___ Given data

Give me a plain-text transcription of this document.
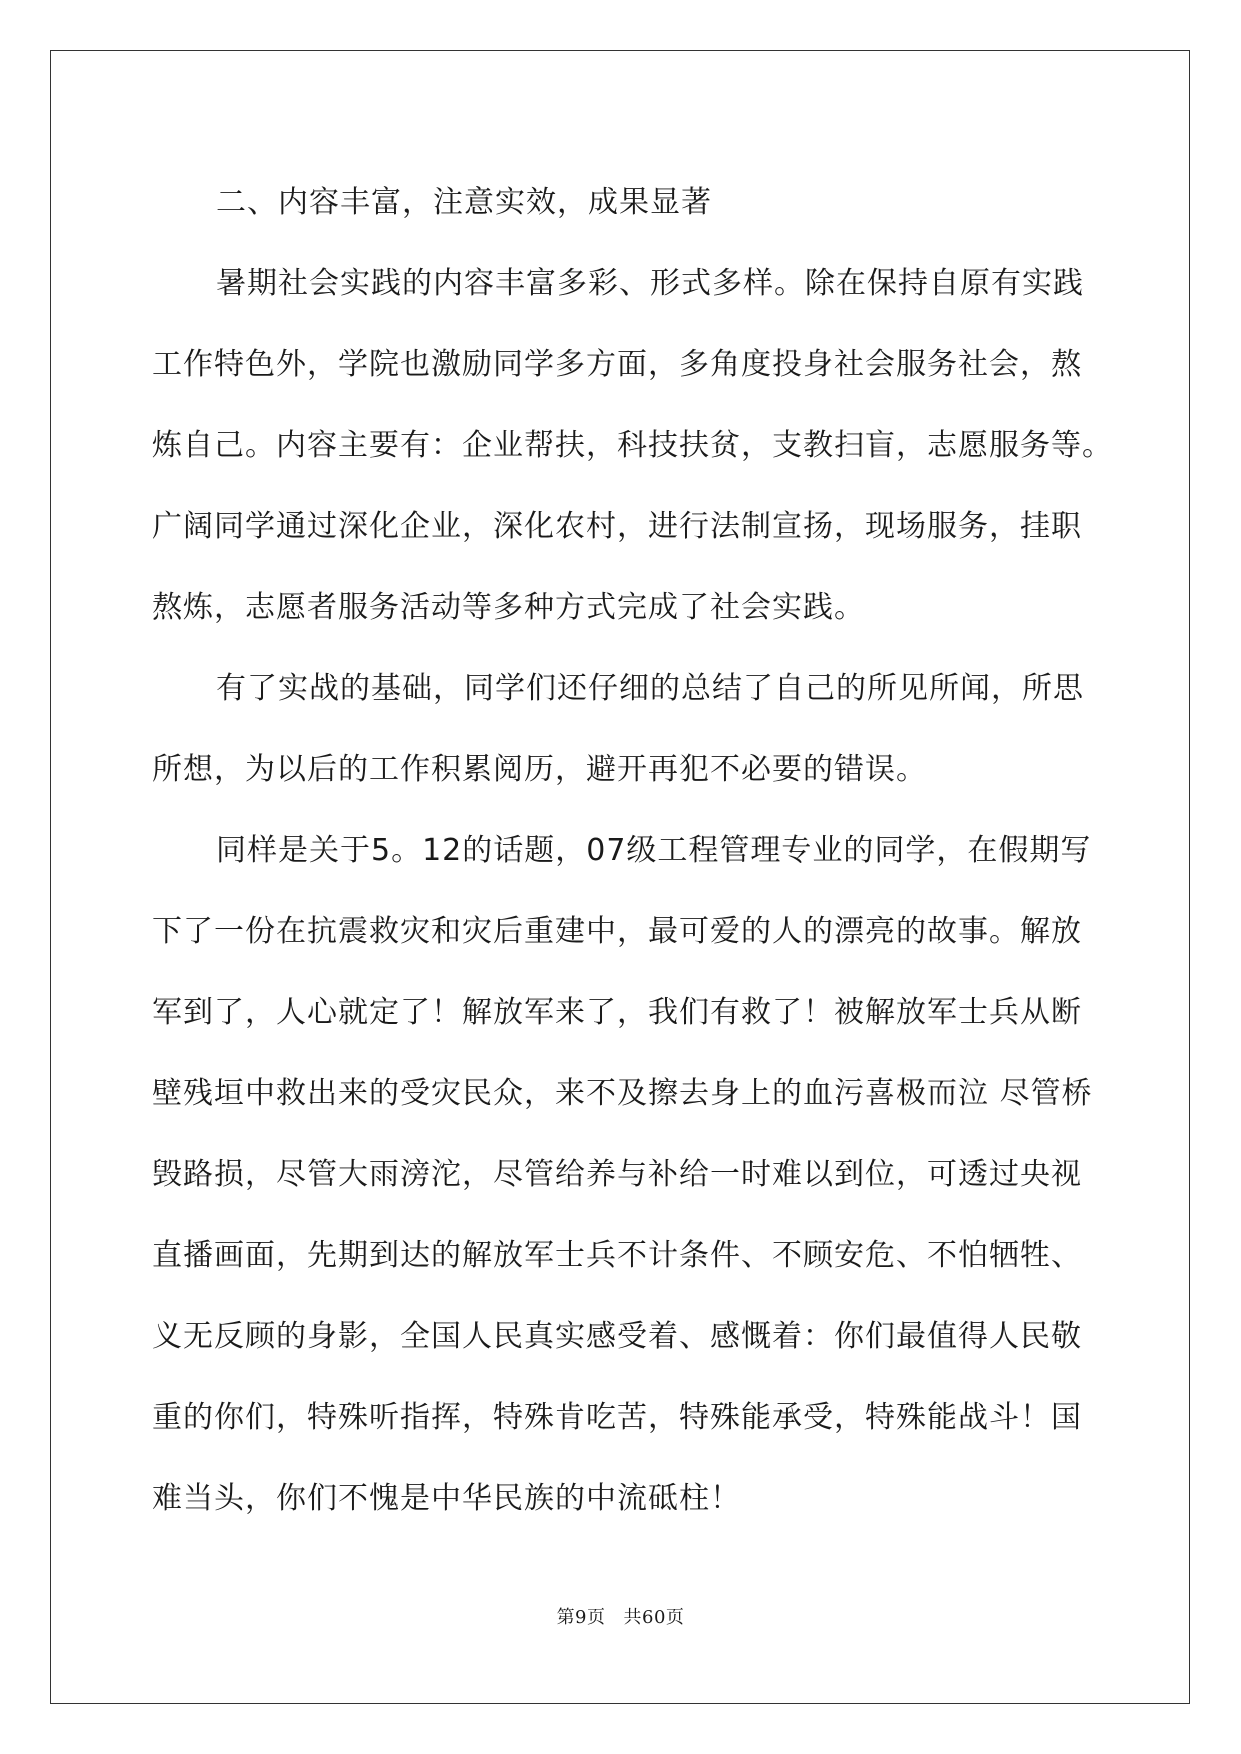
二、内容丰富，注意实效，成果显著
暑期社会实践的内容丰富多彩、形式多样。除在保持自原有实践
工作特色外，学院也激励同学多方面，多角度投身社会服务社会，熬
炼自己。内容主要有：企业帮扶，科技扶贫，支教扫盲，志愿服务等。
广阔同学通过深化企业，深化农村，进行法制宣扬，现场服务，挂职
熬炼，志愿者服务活动等多种方式完成了社会实践。
有了实战的基础，同学们还仔细的总结了自己的所见所闻，所思
所想，为以后的工作积累阅历，避开再犯不必要的错误。
同样是关于5。12的话题，07级工程管理专业的同学，在假期写
下了一份在抗震救灾和灾后重建中，最可爱的人的漂亮的故事。解放
军到了，人心就定了！解放军来了，我们有救了！被解放军士兵从断
壁残垣中救出来的受灾民众，来不及擦去身上的血污喜极而泣 尽管桥
毁路损，尽管大雨滂沱，尽管给养与补给一时难以到位，可透过央视
直播画面，先期到达的解放军士兵不计条件、不顾安危、不怕牺牲、
义无反顾的身影，全国人民真实感受着、感慨着：你们最值得人民敬
重的你们，特殊听指挥，特殊肯吃苦，特殊能承受，特殊能战斗！国
难当头，你们不愧是中华民族的中流砥柱！
第9页 共60页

______

• [Task requirements] Please repeat the entries exactly. Do not include the pictures.

• [Reply]
Give me a plain-text transcription of this document.
二、内容丰富，注意实效，成果显著
暑期社会实践的内容丰富多彩、形式多样。除在保持自原有实践
工作特色外，学院也激励同学多方面，多角度投身社会服务社会，熬
炼自己。内容主要有：企业帮扶，科技扶贫，支教扫盲，志愿服务等。
广阔同学通过深化企业，深化农村，进行法制宣扬，现场服务，挂职
熬炼，志愿者服务活动等多种方式完成了社会实践。
有了实战的基础，同学们还仔细的总结了自己的所见所闻，所思
所想，为以后的工作积累阅历，避开再犯不必要的错误。
同样是关于5。12的话题，07级工程管理专业的同学，在假期写
下了一份在抗震救灾和灾后重建中，最可爱的人的漂亮的故事。解放
军到了，人心就定了！解放军来了，我们有救了！被解放军士兵从断
壁残垣中救出来的受灾民众，来不及擦去身上的血污喜极而泣 尽管桥
毁路损，尽管大雨滂沱，尽管给养与补给一时难以到位，可透过央视
直播画面，先期到达的解放军士兵不计条件、不顾安危、不怕牺牲、
义无反顾的身影，全国人民真实感受着、感慨着：你们最值得人民敬
重的你们，特殊听指挥，特殊肯吃苦，特殊能承受，特殊能战斗！国
难当头，你们不愧是中华民族的中流砥柱！
第9页 共60页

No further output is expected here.